§ **WHAT YOU WILL DO**
Quote each line of the material verbatim, without the pictures.

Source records
□ □ □ □ □ □ □

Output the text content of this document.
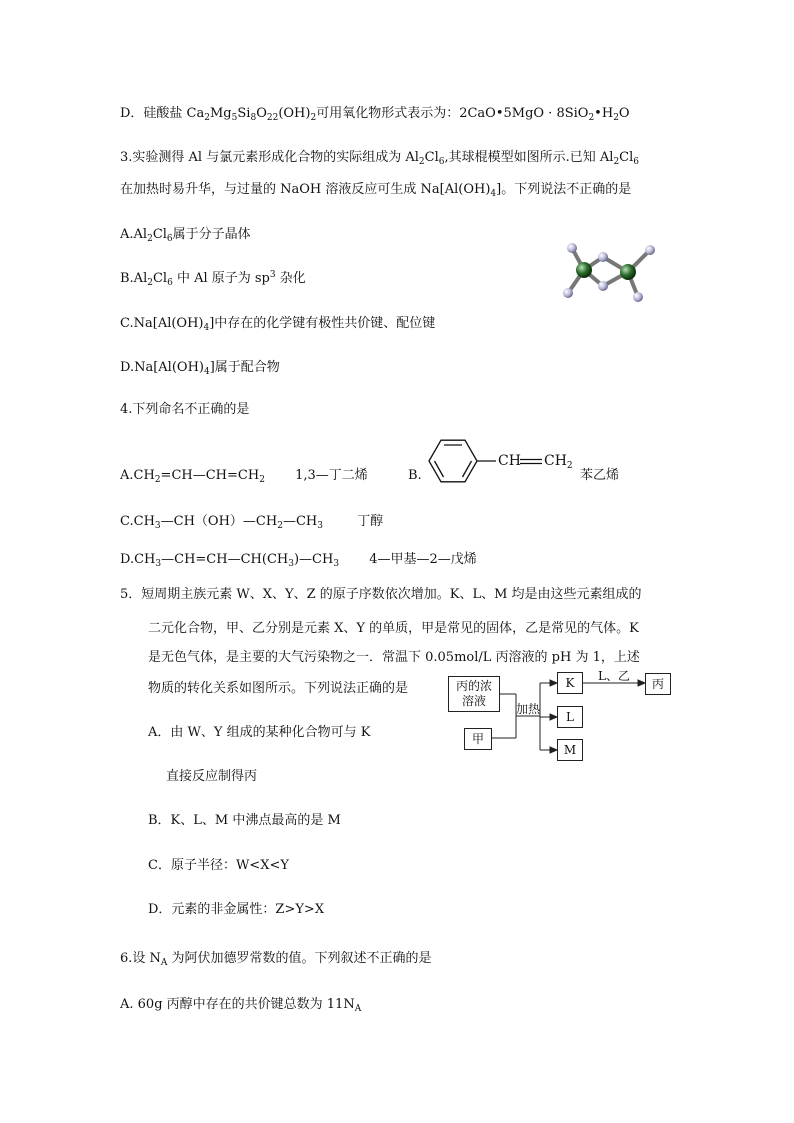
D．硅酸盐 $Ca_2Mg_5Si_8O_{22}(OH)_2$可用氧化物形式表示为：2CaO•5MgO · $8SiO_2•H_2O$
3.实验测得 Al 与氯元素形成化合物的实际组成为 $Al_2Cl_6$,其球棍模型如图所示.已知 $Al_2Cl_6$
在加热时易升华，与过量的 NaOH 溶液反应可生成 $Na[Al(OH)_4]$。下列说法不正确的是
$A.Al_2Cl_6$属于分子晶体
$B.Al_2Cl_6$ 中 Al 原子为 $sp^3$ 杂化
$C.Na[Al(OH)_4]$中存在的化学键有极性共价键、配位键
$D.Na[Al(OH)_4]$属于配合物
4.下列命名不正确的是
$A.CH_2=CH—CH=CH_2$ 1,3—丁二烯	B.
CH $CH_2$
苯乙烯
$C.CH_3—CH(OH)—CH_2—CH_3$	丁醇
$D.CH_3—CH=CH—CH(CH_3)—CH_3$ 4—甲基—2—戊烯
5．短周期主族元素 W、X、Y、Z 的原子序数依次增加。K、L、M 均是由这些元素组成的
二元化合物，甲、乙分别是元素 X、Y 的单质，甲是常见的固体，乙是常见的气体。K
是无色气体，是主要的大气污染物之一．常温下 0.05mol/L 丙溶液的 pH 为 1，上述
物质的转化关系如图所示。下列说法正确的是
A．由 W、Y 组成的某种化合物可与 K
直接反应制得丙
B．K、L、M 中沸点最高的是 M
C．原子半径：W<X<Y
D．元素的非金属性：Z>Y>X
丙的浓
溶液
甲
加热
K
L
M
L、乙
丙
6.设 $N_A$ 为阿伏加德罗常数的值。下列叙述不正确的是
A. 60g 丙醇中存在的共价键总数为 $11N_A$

□ □ □ □ □ □ □

§ **SOLUTION TO THIS TASK**
Output the text content of this document.
D．硅酸盐 $Ca_2Mg_5Si_8O_{22}(OH)_2$可用氧化物形式表示为：2CaO•5MgO · $8SiO_2•H_2O$
3.实验测得 Al 与氯元素形成化合物的实际组成为 $Al_2Cl_6$,其球棍模型如图所示.已知 $Al_2Cl_6$
在加热时易升华，与过量的 NaOH 溶液反应可生成 $Na[Al(OH)_4]$。下列说法不正确的是
$A.Al_2Cl_6$属于分子晶体
$B.Al_2Cl_6$ 中 Al 原子为 $sp^3$ 杂化
$C.Na[Al(OH)_4]$中存在的化学键有极性共价键、配位键
$D.Na[Al(OH)_4]$属于配合物
4.下列命名不正确的是
$A.CH_2=CH—CH=CH_2$ 1,3—丁二烯	B.
CH $CH_2$
苯乙烯
$C.CH_3—CH(OH)—CH_2—CH_3$	丁醇
$D.CH_3—CH=CH—CH(CH_3)—CH_3$ 4—甲基—2—戊烯
5．短周期主族元素 W、X、Y、Z 的原子序数依次增加。K、L、M 均是由这些元素组成的
二元化合物，甲、乙分别是元素 X、Y 的单质，甲是常见的固体，乙是常见的气体。K
是无色气体，是主要的大气污染物之一．常温下 0.05mol/L 丙溶液的 pH 为 1，上述
物质的转化关系如图所示。下列说法正确的是
A．由 W、Y 组成的某种化合物可与 K
直接反应制得丙
B．K、L、M 中沸点最高的是 M
C．原子半径：W<X<Y
D．元素的非金属性：Z>Y>X
丙的浓
溶液
甲
加热
K
L
M
L、乙
丙
6.设 $N_A$ 为阿伏加德罗常数的值。下列叙述不正确的是
A. 60g 丙醇中存在的共价键总数为 $11N_A$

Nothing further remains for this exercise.